>>>

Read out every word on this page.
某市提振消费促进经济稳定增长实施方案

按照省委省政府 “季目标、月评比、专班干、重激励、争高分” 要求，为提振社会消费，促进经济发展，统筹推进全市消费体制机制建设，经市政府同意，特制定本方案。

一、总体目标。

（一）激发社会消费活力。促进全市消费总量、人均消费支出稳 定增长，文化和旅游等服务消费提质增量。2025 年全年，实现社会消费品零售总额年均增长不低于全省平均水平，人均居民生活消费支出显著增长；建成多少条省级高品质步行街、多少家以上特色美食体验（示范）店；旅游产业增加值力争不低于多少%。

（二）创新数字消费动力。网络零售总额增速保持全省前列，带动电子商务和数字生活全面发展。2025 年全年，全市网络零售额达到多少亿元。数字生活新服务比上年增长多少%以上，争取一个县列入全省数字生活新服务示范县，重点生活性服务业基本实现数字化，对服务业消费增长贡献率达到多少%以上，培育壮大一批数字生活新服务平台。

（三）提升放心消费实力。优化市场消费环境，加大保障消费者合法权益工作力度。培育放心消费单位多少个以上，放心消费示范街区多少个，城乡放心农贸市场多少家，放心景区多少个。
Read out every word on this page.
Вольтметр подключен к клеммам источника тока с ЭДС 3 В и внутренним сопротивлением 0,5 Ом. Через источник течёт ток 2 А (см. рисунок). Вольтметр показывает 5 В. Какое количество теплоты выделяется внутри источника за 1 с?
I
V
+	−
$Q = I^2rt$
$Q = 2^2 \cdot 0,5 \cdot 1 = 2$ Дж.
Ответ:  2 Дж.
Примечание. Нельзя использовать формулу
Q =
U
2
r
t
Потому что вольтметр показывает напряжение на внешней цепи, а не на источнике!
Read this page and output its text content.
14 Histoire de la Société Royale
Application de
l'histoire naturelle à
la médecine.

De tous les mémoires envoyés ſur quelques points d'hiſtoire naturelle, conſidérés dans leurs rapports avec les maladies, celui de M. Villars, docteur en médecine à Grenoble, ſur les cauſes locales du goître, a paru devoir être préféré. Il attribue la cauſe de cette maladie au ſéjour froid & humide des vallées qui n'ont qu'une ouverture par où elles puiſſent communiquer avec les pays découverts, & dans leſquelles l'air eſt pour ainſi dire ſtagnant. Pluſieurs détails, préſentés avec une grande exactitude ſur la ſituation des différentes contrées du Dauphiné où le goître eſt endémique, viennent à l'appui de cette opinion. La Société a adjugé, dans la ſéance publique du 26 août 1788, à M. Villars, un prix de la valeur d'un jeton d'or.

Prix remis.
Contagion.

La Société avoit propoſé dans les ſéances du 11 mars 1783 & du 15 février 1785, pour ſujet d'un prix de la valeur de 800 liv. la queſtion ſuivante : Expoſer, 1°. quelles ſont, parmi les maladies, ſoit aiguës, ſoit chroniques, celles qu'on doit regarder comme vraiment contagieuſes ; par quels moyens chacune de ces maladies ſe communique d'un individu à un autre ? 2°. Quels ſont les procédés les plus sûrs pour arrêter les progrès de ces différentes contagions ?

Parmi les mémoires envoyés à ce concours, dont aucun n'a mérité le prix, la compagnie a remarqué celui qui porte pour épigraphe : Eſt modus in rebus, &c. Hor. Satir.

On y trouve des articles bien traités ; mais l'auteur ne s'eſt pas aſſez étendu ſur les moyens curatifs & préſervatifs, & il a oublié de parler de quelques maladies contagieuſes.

<<<

### Job
Your task is to print all of the records exactly.

### Response to the exercise
Read out every word on this page.
某市提振消费促进经济稳定增长实施方案

按照省委省政府 “季目标、月评比、专班干、重激励、争高分” 要求，为提振社会消费，促进经济发展，统筹推进全市消费体制机制建设，经市政府同意，特制定本方案。

一、总体目标。

（一）激发社会消费活力。促进全市消费总量、人均消费支出稳 定增长，文化和旅游等服务消费提质增量。2025 年全年，实现社会消费品零售总额年均增长不低于全省平均水平，人均居民生活消费支出显著增长；建成多少条省级高品质步行街、多少家以上特色美食体验（示范）店；旅游产业增加值力争不低于多少%。

（二）创新数字消费动力。网络零售总额增速保持全省前列，带动电子商务和数字生活全面发展。2025 年全年，全市网络零售额达到多少亿元。数字生活新服务比上年增长多少%以上，争取一个县列入全省数字生活新服务示范县，重点生活性服务业基本实现数字化，对服务业消费增长贡献率达到多少%以上，培育壮大一批数字生活新服务平台。

（三）提升放心消费实力。优化市场消费环境，加大保障消费者合法权益工作力度。培育放心消费单位多少个以上，放心消费示范街区多少个，城乡放心农贸市场多少家，放心景区多少个。
Read out every word on this page.
Вольтметр подключен к клеммам источника тока с ЭДС 3 В и внутренним сопротивлением 0,5 Ом. Через источник течёт ток 2 А (см. рисунок). Вольтметр показывает 5 В. Какое количество теплоты выделяется внутри источника за 1 с?
I
V
+	−
$Q = I^2rt$
$Q = 2^2 \cdot 0,5 \cdot 1 = 2$ Дж.
Ответ:  2 Дж.
Примечание. Нельзя использовать формулу
Q =
U
2
r
t
Потому что вольтметр показывает напряжение на внешней цепи, а не на источнике!
Read this page and output its text content.
14 Histoire de la Société Royale
Application de
l'histoire naturelle à
la médecine.

De tous les mémoires envoyés ſur quelques points d'hiſtoire naturelle, conſidérés dans leurs rapports avec les maladies, celui de M. Villars, docteur en médecine à Grenoble, ſur les cauſes locales du goître, a paru devoir être préféré. Il attribue la cauſe de cette maladie au ſéjour froid & humide des vallées qui n'ont qu'une ouverture par où elles puiſſent communiquer avec les pays découverts, & dans leſquelles l'air eſt pour ainſi dire ſtagnant. Pluſieurs détails, préſentés avec une grande exactitude ſur la ſituation des différentes contrées du Dauphiné où le goître eſt endémique, viennent à l'appui de cette opinion. La Société a adjugé, dans la ſéance publique du 26 août 1788, à M. Villars, un prix de la valeur d'un jeton d'or.

Prix remis.
Contagion.

La Société avoit propoſé dans les ſéances du 11 mars 1783 & du 15 février 1785, pour ſujet d'un prix de la valeur de 800 liv. la queſtion ſuivante : Expoſer, 1°. quelles ſont, parmi les maladies, ſoit aiguës, ſoit chroniques, celles qu'on doit regarder comme vraiment contagieuſes ; par quels moyens chacune de ces maladies ſe communique d'un individu à un autre ? 2°. Quels ſont les procédés les plus sûrs pour arrêter les progrès de ces différentes contagions ?

Parmi les mémoires envoyés à ce concours, dont aucun n'a mérité le prix, la compagnie a remarqué celui qui porte pour épigraphe : Eſt modus in rebus, &c. Hor. Satir.

On y trouve des articles bien traités ; mais l'auteur ne s'eſt pas aſſez étendu ſur les moyens curatifs & préſervatifs, & il a oublié de parler de quelques maladies contagieuſes.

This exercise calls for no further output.